(Dataset records)
____________
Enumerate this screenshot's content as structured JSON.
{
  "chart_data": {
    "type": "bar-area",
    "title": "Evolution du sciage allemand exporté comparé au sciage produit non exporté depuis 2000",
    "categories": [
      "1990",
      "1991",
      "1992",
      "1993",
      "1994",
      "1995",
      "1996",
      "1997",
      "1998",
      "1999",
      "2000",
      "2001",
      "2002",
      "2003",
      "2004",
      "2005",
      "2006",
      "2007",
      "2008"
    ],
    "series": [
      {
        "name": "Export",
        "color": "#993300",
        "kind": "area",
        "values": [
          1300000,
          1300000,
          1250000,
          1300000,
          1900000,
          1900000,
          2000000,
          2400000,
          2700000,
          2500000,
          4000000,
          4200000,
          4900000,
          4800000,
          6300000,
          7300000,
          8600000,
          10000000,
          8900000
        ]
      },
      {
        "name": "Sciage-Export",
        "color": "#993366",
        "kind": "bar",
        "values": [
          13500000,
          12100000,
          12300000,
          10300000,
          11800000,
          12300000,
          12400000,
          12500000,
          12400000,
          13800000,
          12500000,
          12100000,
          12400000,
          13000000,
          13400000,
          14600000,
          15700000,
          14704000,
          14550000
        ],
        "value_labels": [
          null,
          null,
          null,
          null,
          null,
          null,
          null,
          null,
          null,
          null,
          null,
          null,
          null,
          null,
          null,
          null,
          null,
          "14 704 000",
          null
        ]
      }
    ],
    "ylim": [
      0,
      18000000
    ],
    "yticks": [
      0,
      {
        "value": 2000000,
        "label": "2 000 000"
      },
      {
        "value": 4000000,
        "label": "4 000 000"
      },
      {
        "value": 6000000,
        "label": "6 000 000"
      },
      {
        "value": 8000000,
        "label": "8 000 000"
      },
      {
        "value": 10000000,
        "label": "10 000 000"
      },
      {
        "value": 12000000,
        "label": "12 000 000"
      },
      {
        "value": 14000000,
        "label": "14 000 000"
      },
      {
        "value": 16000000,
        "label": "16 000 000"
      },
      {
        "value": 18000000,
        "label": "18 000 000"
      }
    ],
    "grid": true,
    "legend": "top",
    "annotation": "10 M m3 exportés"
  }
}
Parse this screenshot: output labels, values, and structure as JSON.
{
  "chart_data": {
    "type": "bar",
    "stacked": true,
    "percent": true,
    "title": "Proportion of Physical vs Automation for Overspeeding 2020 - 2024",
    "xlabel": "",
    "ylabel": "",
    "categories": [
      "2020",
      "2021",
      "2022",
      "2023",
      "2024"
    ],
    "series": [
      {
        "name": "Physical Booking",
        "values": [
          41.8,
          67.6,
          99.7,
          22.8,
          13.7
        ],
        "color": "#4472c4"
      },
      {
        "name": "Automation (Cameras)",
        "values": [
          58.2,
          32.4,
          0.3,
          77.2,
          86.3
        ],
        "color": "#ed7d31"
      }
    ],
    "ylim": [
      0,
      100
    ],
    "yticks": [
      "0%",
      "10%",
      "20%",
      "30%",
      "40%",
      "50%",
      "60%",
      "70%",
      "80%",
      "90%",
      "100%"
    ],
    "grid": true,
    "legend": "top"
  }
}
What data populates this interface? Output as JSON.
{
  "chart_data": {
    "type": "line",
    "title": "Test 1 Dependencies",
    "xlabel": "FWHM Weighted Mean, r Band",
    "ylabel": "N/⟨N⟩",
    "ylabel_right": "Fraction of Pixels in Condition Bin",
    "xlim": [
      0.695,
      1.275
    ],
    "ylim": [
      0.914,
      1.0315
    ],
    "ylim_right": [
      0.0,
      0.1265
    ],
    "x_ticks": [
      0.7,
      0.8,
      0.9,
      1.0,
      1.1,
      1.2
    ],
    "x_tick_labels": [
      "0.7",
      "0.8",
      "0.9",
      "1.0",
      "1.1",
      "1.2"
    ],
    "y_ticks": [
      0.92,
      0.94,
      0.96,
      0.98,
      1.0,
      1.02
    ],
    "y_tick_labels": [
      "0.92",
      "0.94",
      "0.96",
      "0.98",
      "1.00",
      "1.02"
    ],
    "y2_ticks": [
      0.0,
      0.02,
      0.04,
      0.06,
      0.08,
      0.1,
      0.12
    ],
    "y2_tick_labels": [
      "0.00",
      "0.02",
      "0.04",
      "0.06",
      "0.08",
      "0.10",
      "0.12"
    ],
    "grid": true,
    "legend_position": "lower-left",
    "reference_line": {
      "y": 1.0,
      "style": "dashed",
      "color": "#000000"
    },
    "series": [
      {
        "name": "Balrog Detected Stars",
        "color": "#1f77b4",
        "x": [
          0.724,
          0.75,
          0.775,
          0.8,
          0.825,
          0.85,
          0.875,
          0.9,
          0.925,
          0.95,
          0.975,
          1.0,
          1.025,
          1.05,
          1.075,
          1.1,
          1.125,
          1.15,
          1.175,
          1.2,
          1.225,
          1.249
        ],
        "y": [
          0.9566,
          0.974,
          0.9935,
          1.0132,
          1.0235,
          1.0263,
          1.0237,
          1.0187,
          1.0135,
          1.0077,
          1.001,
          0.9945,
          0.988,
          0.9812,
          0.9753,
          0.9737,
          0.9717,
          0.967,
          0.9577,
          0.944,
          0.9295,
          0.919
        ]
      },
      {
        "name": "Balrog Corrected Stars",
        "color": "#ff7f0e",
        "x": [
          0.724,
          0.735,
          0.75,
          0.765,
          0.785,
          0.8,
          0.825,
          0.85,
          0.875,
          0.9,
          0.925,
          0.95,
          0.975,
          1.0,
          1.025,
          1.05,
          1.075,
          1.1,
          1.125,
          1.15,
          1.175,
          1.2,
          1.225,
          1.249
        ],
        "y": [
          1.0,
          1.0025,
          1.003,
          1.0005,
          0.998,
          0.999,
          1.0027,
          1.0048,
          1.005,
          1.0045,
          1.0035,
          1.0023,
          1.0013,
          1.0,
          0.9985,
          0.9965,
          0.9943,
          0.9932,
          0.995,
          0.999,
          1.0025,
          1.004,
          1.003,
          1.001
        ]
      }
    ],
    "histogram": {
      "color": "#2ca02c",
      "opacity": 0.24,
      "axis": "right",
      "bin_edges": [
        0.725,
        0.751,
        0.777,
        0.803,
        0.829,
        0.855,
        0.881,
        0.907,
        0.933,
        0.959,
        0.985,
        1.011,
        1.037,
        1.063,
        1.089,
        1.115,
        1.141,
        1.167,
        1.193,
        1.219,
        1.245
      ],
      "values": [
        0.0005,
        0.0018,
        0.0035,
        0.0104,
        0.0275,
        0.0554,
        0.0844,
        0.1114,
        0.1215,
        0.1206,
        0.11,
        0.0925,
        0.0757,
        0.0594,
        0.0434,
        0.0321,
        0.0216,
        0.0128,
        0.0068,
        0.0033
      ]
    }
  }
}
____________
● What needs to be done
Output the whole listing above again, word for word.

● Written reply
Enumerate this screenshot's content as structured JSON.
{
  "chart_data": {
    "type": "bar-area",
    "title": "Evolution du sciage allemand exporté comparé au sciage produit non exporté depuis 2000",
    "categories": [
      "1990",
      "1991",
      "1992",
      "1993",
      "1994",
      "1995",
      "1996",
      "1997",
      "1998",
      "1999",
      "2000",
      "2001",
      "2002",
      "2003",
      "2004",
      "2005",
      "2006",
      "2007",
      "2008"
    ],
    "series": [
      {
        "name": "Export",
        "color": "#993300",
        "kind": "area",
        "values": [
          1300000,
          1300000,
          1250000,
          1300000,
          1900000,
          1900000,
          2000000,
          2400000,
          2700000,
          2500000,
          4000000,
          4200000,
          4900000,
          4800000,
          6300000,
          7300000,
          8600000,
          10000000,
          8900000
        ]
      },
      {
        "name": "Sciage-Export",
        "color": "#993366",
        "kind": "bar",
        "values": [
          13500000,
          12100000,
          12300000,
          10300000,
          11800000,
          12300000,
          12400000,
          12500000,
          12400000,
          13800000,
          12500000,
          12100000,
          12400000,
          13000000,
          13400000,
          14600000,
          15700000,
          14704000,
          14550000
        ],
        "value_labels": [
          null,
          null,
          null,
          null,
          null,
          null,
          null,
          null,
          null,
          null,
          null,
          null,
          null,
          null,
          null,
          null,
          null,
          "14 704 000",
          null
        ]
      }
    ],
    "ylim": [
      0,
      18000000
    ],
    "yticks": [
      0,
      {
        "value": 2000000,
        "label": "2 000 000"
      },
      {
        "value": 4000000,
        "label": "4 000 000"
      },
      {
        "value": 6000000,
        "label": "6 000 000"
      },
      {
        "value": 8000000,
        "label": "8 000 000"
      },
      {
        "value": 10000000,
        "label": "10 000 000"
      },
      {
        "value": 12000000,
        "label": "12 000 000"
      },
      {
        "value": 14000000,
        "label": "14 000 000"
      },
      {
        "value": 16000000,
        "label": "16 000 000"
      },
      {
        "value": 18000000,
        "label": "18 000 000"
      }
    ],
    "grid": true,
    "legend": "top",
    "annotation": "10 M m3 exportés"
  }
}
Parse this screenshot: output labels, values, and structure as JSON.
{
  "chart_data": {
    "type": "bar",
    "stacked": true,
    "percent": true,
    "title": "Proportion of Physical vs Automation for Overspeeding 2020 - 2024",
    "xlabel": "",
    "ylabel": "",
    "categories": [
      "2020",
      "2021",
      "2022",
      "2023",
      "2024"
    ],
    "series": [
      {
        "name": "Physical Booking",
        "values": [
          41.8,
          67.6,
          99.7,
          22.8,
          13.7
        ],
        "color": "#4472c4"
      },
      {
        "name": "Automation (Cameras)",
        "values": [
          58.2,
          32.4,
          0.3,
          77.2,
          86.3
        ],
        "color": "#ed7d31"
      }
    ],
    "ylim": [
      0,
      100
    ],
    "yticks": [
      "0%",
      "10%",
      "20%",
      "30%",
      "40%",
      "50%",
      "60%",
      "70%",
      "80%",
      "90%",
      "100%"
    ],
    "grid": true,
    "legend": "top"
  }
}
What data populates this interface? Output as JSON.
{
  "chart_data": {
    "type": "line",
    "title": "Test 1 Dependencies",
    "xlabel": "FWHM Weighted Mean, r Band",
    "ylabel": "N/⟨N⟩",
    "ylabel_right": "Fraction of Pixels in Condition Bin",
    "xlim": [
      0.695,
      1.275
    ],
    "ylim": [
      0.914,
      1.0315
    ],
    "ylim_right": [
      0.0,
      0.1265
    ],
    "x_ticks": [
      0.7,
      0.8,
      0.9,
      1.0,
      1.1,
      1.2
    ],
    "x_tick_labels": [
      "0.7",
      "0.8",
      "0.9",
      "1.0",
      "1.1",
      "1.2"
    ],
    "y_ticks": [
      0.92,
      0.94,
      0.96,
      0.98,
      1.0,
      1.02
    ],
    "y_tick_labels": [
      "0.92",
      "0.94",
      "0.96",
      "0.98",
      "1.00",
      "1.02"
    ],
    "y2_ticks": [
      0.0,
      0.02,
      0.04,
      0.06,
      0.08,
      0.1,
      0.12
    ],
    "y2_tick_labels": [
      "0.00",
      "0.02",
      "0.04",
      "0.06",
      "0.08",
      "0.10",
      "0.12"
    ],
    "grid": true,
    "legend_position": "lower-left",
    "reference_line": {
      "y": 1.0,
      "style": "dashed",
      "color": "#000000"
    },
    "series": [
      {
        "name": "Balrog Detected Stars",
        "color": "#1f77b4",
        "x": [
          0.724,
          0.75,
          0.775,
          0.8,
          0.825,
          0.85,
          0.875,
          0.9,
          0.925,
          0.95,
          0.975,
          1.0,
          1.025,
          1.05,
          1.075,
          1.1,
          1.125,
          1.15,
          1.175,
          1.2,
          1.225,
          1.249
        ],
        "y": [
          0.9566,
          0.974,
          0.9935,
          1.0132,
          1.0235,
          1.0263,
          1.0237,
          1.0187,
          1.0135,
          1.0077,
          1.001,
          0.9945,
          0.988,
          0.9812,
          0.9753,
          0.9737,
          0.9717,
          0.967,
          0.9577,
          0.944,
          0.9295,
          0.919
        ]
      },
      {
        "name": "Balrog Corrected Stars",
        "color": "#ff7f0e",
        "x": [
          0.724,
          0.735,
          0.75,
          0.765,
          0.785,
          0.8,
          0.825,
          0.85,
          0.875,
          0.9,
          0.925,
          0.95,
          0.975,
          1.0,
          1.025,
          1.05,
          1.075,
          1.1,
          1.125,
          1.15,
          1.175,
          1.2,
          1.225,
          1.249
        ],
        "y": [
          1.0,
          1.0025,
          1.003,
          1.0005,
          0.998,
          0.999,
          1.0027,
          1.0048,
          1.005,
          1.0045,
          1.0035,
          1.0023,
          1.0013,
          1.0,
          0.9985,
          0.9965,
          0.9943,
          0.9932,
          0.995,
          0.999,
          1.0025,
          1.004,
          1.003,
          1.001
        ]
      }
    ],
    "histogram": {
      "color": "#2ca02c",
      "opacity": 0.24,
      "axis": "right",
      "bin_edges": [
        0.725,
        0.751,
        0.777,
        0.803,
        0.829,
        0.855,
        0.881,
        0.907,
        0.933,
        0.959,
        0.985,
        1.011,
        1.037,
        1.063,
        1.089,
        1.115,
        1.141,
        1.167,
        1.193,
        1.219,
        1.245
      ],
      "values": [
        0.0005,
        0.0018,
        0.0035,
        0.0104,
        0.0275,
        0.0554,
        0.0844,
        0.1114,
        0.1215,
        0.1206,
        0.11,
        0.0925,
        0.0757,
        0.0594,
        0.0434,
        0.0321,
        0.0216,
        0.0128,
        0.0068,
        0.0033
      ]
    }
  }
}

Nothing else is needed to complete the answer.